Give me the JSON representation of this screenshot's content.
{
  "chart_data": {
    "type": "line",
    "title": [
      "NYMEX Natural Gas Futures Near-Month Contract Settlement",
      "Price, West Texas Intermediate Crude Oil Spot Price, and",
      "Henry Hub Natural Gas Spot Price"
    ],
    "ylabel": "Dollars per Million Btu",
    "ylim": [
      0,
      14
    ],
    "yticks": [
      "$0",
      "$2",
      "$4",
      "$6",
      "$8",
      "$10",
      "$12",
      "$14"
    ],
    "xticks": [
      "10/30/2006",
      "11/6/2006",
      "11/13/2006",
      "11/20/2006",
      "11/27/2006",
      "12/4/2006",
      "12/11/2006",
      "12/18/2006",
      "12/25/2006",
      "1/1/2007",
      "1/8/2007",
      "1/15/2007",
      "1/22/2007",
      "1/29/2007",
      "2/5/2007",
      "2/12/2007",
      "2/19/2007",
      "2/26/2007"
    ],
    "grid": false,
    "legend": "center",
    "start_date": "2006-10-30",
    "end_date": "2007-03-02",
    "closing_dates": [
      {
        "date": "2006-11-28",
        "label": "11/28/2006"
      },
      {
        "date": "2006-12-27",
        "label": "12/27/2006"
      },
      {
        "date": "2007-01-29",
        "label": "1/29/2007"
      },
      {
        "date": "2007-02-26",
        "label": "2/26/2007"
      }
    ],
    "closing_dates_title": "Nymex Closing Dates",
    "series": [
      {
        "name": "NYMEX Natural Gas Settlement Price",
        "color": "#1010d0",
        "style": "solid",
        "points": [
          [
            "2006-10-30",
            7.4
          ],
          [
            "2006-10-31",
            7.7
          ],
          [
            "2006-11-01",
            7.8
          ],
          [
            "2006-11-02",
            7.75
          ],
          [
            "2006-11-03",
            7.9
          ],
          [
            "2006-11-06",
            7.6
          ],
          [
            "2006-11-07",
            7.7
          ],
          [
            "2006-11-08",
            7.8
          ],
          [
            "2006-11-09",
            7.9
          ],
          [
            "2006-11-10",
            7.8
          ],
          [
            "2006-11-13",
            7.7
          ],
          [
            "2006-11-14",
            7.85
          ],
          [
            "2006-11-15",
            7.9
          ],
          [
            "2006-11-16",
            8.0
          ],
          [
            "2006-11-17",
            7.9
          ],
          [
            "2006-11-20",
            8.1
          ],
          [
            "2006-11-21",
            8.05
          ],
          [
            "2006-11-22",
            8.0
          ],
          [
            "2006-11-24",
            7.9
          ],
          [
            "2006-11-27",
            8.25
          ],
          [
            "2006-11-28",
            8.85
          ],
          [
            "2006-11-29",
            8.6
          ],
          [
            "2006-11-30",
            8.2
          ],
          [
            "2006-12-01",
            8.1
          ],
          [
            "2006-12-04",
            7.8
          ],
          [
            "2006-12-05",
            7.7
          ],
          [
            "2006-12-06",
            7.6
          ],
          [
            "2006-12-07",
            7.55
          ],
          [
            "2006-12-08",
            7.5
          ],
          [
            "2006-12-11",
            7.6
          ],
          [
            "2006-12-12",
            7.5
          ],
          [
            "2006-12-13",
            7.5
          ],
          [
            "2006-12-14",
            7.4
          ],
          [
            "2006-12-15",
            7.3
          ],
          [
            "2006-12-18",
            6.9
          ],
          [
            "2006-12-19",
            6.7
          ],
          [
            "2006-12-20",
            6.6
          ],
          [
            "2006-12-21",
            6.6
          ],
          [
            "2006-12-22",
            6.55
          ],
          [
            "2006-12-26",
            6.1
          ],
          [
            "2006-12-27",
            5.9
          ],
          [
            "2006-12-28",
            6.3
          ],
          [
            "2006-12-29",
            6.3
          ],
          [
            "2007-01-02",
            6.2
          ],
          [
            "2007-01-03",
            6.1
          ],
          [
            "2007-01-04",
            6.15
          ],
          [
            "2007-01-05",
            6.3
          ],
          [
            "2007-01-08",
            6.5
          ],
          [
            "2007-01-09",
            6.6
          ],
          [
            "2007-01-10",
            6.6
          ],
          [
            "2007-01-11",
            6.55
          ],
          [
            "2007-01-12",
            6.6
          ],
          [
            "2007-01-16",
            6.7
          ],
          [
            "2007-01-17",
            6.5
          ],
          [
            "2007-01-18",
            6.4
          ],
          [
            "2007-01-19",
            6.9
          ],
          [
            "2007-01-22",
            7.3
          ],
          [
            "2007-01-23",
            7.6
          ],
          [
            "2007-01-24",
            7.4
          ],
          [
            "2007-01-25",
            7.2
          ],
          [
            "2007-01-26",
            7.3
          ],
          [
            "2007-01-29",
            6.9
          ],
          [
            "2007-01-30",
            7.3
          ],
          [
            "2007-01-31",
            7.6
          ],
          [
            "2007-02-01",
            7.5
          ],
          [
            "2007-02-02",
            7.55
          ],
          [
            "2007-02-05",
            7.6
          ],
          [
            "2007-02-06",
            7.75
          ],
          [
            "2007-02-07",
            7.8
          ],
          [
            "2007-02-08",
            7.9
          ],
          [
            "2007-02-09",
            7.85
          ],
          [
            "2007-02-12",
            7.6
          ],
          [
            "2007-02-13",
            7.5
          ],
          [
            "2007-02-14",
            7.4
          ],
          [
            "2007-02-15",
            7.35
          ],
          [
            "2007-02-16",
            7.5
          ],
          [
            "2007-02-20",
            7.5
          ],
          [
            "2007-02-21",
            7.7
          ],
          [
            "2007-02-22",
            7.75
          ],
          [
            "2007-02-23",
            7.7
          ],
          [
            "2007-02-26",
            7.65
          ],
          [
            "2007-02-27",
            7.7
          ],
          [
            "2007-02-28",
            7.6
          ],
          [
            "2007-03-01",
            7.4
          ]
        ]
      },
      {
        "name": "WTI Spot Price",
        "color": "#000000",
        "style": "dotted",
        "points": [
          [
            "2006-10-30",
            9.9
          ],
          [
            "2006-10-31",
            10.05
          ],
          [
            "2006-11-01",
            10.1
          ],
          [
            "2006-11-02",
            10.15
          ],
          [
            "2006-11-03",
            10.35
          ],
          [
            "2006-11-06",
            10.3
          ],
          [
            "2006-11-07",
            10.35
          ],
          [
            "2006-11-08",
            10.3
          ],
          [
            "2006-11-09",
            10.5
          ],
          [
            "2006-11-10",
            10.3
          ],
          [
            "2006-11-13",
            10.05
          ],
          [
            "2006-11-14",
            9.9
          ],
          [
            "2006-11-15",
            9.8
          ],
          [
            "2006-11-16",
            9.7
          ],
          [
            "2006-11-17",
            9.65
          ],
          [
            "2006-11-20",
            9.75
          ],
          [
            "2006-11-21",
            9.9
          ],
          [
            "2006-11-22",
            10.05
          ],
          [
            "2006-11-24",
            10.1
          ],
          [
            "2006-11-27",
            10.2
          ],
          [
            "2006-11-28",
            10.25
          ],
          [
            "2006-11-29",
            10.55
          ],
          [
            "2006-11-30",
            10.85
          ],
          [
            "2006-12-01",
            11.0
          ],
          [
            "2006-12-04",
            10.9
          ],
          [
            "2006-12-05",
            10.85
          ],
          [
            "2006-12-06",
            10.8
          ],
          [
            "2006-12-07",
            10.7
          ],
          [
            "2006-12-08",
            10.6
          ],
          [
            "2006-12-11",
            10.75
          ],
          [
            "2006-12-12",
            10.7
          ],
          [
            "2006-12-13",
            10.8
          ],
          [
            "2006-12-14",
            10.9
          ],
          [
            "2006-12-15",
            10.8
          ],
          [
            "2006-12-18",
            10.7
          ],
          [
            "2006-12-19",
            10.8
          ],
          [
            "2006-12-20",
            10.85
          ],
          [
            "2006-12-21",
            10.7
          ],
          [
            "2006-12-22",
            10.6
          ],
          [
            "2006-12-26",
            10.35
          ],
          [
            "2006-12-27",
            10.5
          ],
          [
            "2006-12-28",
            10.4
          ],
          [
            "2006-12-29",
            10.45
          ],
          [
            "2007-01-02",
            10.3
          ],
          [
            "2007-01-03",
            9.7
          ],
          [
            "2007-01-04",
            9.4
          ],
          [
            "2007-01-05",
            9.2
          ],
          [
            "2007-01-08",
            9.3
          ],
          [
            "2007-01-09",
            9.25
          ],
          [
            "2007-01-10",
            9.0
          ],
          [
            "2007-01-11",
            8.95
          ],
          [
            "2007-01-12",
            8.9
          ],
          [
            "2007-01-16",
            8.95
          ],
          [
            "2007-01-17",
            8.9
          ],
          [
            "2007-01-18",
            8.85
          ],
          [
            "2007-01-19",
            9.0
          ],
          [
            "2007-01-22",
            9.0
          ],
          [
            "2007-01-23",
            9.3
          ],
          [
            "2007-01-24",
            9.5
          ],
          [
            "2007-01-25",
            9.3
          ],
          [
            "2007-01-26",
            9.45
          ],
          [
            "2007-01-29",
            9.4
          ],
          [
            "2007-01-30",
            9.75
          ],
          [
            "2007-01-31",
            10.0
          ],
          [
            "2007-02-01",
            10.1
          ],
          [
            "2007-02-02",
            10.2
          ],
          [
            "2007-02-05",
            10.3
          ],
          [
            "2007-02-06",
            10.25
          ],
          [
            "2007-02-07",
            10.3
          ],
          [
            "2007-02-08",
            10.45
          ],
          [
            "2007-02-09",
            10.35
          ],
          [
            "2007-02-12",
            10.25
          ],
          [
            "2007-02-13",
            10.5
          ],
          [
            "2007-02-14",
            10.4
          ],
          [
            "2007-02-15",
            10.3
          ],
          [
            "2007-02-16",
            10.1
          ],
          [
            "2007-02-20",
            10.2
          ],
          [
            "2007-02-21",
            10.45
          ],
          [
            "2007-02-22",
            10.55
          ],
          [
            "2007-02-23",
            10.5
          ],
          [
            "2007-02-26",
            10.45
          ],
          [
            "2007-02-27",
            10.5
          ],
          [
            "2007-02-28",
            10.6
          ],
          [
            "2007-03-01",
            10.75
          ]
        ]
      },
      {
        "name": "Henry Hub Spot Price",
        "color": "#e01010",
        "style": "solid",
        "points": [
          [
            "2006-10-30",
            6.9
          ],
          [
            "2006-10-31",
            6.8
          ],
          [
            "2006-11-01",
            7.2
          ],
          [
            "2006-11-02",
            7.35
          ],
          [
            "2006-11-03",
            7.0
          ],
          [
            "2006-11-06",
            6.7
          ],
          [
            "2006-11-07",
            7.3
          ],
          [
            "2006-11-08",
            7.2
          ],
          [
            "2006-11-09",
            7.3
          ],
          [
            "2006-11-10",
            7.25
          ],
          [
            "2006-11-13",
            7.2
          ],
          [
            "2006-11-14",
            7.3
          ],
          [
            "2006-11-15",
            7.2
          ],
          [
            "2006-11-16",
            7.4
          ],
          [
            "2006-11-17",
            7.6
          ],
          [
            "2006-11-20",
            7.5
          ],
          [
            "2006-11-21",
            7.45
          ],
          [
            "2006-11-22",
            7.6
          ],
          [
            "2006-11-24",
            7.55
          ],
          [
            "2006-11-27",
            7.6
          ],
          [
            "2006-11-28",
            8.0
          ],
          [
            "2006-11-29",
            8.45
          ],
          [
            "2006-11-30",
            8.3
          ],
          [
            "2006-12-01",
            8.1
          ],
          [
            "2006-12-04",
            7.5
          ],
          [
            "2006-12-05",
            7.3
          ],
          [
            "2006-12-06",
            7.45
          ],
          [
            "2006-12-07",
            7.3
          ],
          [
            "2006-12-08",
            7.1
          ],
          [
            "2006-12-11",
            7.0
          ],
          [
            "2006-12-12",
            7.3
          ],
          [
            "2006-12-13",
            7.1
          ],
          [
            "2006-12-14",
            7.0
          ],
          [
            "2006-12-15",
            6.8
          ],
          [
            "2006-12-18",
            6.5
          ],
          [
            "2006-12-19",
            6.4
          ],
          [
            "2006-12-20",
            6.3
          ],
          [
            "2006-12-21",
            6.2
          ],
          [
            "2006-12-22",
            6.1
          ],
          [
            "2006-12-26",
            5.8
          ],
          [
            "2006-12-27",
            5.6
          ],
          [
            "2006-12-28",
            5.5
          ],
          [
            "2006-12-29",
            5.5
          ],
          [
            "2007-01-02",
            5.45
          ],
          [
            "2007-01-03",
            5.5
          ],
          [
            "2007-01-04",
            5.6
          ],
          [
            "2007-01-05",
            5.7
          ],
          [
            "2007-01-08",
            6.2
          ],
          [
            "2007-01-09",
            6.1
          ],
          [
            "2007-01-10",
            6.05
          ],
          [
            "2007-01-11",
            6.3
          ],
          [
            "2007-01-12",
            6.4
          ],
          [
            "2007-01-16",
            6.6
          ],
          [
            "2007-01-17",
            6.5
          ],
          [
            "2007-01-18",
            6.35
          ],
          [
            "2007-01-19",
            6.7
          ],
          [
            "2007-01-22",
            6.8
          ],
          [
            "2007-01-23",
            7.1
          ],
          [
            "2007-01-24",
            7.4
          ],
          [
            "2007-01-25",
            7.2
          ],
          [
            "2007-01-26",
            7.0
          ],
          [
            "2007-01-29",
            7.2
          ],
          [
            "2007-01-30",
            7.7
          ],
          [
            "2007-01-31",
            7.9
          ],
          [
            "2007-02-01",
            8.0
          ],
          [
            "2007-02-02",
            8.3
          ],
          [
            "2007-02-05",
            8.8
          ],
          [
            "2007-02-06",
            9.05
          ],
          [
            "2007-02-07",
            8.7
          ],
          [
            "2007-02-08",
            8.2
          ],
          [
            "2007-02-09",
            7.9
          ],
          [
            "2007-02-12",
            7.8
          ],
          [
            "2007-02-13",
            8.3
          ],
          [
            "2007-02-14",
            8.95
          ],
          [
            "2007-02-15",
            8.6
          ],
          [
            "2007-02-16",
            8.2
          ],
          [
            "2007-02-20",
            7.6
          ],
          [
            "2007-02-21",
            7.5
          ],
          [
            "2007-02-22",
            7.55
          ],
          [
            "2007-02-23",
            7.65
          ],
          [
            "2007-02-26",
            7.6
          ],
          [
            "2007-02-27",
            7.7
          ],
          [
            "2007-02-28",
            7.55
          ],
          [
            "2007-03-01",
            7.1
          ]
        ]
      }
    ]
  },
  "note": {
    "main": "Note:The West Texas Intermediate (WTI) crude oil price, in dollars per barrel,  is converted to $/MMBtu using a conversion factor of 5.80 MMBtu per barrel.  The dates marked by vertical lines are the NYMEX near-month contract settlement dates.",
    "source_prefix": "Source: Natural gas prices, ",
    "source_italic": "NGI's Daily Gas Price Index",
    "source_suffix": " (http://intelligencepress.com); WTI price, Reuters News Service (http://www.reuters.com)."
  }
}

══════

- [TO BE DONE]:
Where does the word "Natural" appear in the listing? List each line that holds it.

- [RESPONSE TO THE TASK]:
      "NYMEX Natural Gas Futures Near-Month Contract Settlement",
      "Henry Hub Natural Gas Spot Price"
        "name": "NYMEX Natural Gas Settlement Price",
    "source_prefix": "Source: Natural gas prices, ",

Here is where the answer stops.